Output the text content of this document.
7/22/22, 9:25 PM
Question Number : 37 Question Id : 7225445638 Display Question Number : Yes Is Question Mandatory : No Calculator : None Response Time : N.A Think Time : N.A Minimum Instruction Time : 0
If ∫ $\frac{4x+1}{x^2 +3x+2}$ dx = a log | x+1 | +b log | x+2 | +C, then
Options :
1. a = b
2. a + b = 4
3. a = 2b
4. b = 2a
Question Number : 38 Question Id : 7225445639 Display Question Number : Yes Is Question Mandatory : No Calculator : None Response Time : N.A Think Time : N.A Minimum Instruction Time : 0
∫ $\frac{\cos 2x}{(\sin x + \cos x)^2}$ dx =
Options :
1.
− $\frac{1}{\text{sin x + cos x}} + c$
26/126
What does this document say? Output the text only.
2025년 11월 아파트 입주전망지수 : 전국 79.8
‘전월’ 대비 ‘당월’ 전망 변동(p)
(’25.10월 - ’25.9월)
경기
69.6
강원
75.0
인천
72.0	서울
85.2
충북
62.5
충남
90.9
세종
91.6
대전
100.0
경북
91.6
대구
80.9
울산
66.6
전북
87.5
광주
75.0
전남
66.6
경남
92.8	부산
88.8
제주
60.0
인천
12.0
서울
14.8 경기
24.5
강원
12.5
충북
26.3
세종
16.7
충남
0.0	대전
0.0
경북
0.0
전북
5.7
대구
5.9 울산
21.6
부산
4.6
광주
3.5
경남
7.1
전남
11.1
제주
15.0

* Required task *
Generate an exact reproduction of all entries.

* Complete output *
Output the text content of this document.
7/22/22, 9:25 PM
Question Number : 37 Question Id : 7225445638 Display Question Number : Yes Is Question Mandatory : No Calculator : None Response Time : N.A Think Time : N.A Minimum Instruction Time : 0
If ∫ $\frac{4x+1}{x^2 +3x+2}$ dx = a log | x+1 | +b log | x+2 | +C, then
Options :
1. a = b
2. a + b = 4
3. a = 2b
4. b = 2a
Question Number : 38 Question Id : 7225445639 Display Question Number : Yes Is Question Mandatory : No Calculator : None Response Time : N.A Think Time : N.A Minimum Instruction Time : 0
∫ $\frac{\cos 2x}{(\sin x + \cos x)^2}$ dx =
Options :
1.
− $\frac{1}{\text{sin x + cos x}} + c$
26/126
What does this document say? Output the text only.
2025년 11월 아파트 입주전망지수 : 전국 79.8
‘전월’ 대비 ‘당월’ 전망 변동(p)
(’25.10월 - ’25.9월)
경기
69.6
강원
75.0
인천
72.0	서울
85.2
충북
62.5
충남
90.9
세종
91.6
대전
100.0
경북
91.6
대구
80.9
울산
66.6
전북
87.5
광주
75.0
전남
66.6
경남
92.8	부산
88.8
제주
60.0
인천
12.0
서울
14.8 경기
24.5
강원
12.5
충북
26.3
세종
16.7
충남
0.0	대전
0.0
경북
0.0
전북
5.7
대구
5.9 울산
21.6
부산
4.6
광주
3.5
경남
7.1
전남
11.1
제주
15.0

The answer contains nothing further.